Data records

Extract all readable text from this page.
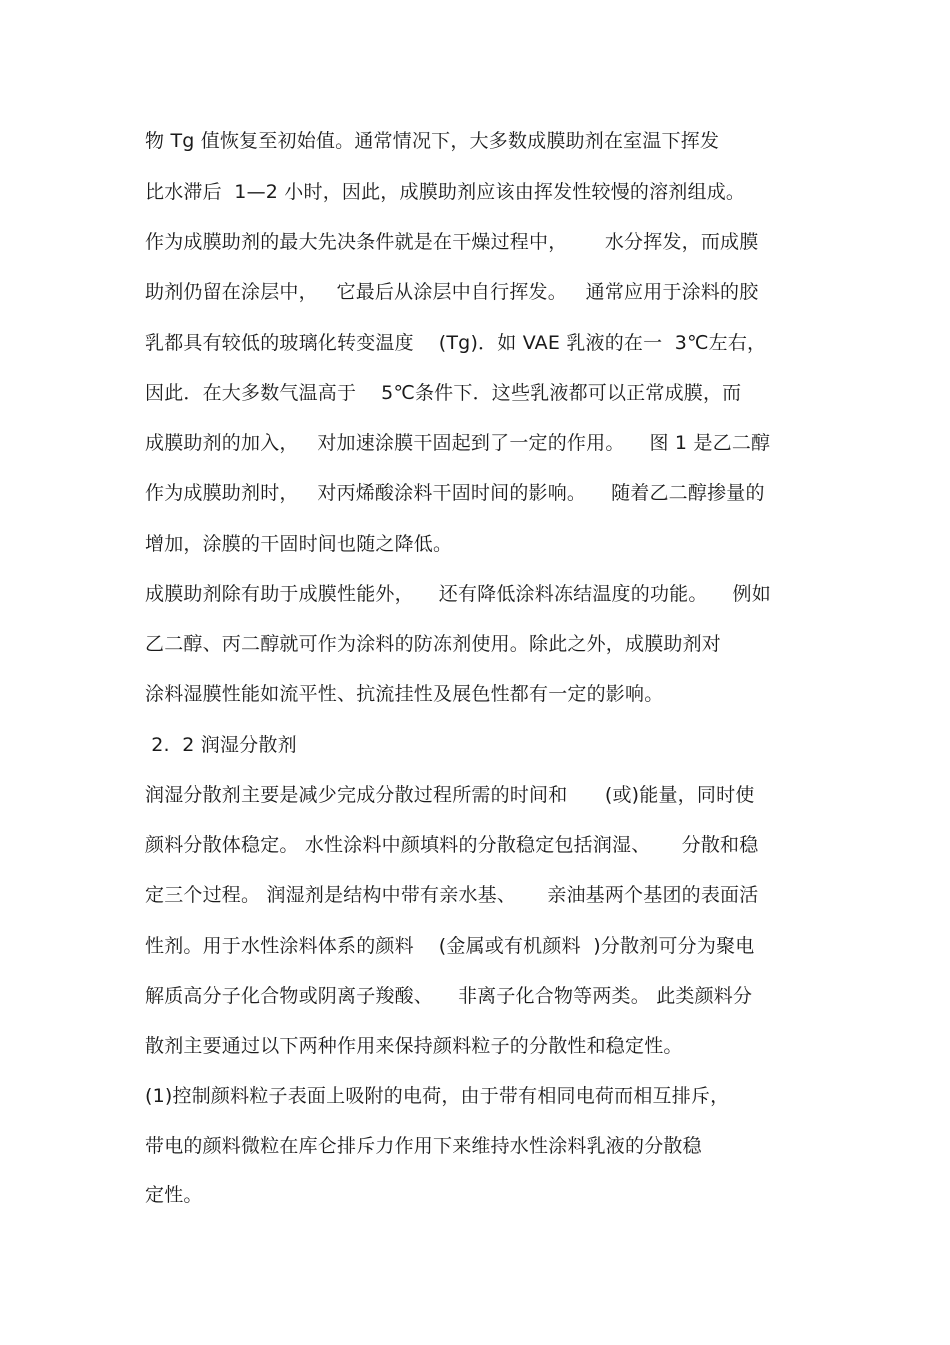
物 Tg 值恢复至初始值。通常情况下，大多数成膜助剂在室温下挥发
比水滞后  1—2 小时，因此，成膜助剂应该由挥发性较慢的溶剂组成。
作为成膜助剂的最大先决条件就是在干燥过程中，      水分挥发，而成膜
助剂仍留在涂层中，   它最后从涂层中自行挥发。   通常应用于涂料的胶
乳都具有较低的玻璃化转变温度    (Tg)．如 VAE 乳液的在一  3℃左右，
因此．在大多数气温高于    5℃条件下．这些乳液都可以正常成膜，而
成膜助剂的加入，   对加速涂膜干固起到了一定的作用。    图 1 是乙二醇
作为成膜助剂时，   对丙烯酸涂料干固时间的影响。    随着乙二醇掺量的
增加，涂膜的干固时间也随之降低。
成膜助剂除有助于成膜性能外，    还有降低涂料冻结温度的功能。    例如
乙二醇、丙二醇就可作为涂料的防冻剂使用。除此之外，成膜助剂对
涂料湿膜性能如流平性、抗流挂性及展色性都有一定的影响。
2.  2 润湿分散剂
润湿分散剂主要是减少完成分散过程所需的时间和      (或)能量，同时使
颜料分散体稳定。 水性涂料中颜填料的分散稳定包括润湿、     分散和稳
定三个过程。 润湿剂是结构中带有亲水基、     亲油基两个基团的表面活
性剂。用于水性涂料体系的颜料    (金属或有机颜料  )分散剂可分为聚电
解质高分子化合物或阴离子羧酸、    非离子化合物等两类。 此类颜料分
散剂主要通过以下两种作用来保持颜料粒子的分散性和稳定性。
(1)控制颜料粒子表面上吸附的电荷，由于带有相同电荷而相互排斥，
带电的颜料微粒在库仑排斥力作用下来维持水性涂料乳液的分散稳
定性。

==

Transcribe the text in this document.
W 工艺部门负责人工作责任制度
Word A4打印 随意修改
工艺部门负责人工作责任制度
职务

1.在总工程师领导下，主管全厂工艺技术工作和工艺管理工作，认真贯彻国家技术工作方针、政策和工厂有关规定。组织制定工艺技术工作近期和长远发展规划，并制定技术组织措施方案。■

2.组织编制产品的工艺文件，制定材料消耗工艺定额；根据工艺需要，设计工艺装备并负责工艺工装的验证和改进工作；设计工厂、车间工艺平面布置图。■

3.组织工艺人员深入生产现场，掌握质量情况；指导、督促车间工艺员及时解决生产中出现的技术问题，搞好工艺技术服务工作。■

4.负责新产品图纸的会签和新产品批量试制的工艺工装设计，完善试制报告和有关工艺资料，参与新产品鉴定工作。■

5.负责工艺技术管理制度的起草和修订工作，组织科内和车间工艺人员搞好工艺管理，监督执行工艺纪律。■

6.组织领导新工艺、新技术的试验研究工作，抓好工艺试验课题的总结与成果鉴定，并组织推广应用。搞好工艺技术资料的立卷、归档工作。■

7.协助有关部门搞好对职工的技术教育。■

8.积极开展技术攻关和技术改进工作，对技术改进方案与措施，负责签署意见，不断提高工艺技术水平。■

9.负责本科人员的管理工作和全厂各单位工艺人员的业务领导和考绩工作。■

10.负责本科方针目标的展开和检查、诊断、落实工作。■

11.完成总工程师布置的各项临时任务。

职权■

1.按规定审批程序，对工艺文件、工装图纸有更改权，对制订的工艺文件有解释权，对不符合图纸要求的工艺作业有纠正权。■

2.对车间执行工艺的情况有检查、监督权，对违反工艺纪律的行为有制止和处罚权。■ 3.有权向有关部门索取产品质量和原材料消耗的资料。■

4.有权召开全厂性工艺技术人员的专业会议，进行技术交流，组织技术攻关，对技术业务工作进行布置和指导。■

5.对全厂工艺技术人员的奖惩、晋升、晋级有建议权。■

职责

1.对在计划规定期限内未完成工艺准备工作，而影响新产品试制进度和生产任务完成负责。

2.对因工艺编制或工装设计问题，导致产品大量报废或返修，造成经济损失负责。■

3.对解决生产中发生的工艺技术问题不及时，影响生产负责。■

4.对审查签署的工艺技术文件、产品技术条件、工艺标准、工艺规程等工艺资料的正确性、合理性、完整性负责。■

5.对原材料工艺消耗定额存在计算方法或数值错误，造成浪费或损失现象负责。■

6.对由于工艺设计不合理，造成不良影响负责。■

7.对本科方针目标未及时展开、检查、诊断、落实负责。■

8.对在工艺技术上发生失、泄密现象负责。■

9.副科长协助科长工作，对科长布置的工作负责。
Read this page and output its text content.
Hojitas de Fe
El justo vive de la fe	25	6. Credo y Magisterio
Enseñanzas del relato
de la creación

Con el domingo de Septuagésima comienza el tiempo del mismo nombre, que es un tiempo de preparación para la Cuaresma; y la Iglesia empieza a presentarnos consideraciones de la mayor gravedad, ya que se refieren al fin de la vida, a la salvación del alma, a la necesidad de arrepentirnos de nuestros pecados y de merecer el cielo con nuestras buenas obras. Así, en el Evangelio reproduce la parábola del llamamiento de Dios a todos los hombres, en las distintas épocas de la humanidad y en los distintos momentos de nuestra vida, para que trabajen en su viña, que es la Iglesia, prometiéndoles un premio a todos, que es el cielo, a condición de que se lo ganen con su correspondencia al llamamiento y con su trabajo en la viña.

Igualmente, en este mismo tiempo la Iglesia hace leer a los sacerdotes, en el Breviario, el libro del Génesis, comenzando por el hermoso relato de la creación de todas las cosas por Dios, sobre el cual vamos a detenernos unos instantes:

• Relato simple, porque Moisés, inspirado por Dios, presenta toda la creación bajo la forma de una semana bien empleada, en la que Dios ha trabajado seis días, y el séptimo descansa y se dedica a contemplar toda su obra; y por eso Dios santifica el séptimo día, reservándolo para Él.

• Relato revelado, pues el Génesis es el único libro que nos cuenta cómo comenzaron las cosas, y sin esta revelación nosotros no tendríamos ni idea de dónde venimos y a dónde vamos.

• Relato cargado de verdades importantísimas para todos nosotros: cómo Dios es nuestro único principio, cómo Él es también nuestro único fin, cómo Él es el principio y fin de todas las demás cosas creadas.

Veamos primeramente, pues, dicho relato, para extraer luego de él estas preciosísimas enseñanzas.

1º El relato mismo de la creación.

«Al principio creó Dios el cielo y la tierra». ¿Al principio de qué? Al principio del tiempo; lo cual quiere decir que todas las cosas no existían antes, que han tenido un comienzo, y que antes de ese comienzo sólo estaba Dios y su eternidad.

*Problem to solve:* Looking at the entries above, how many lines contain the word "page"? Answer with the number alone.

*Exercise solution:* 2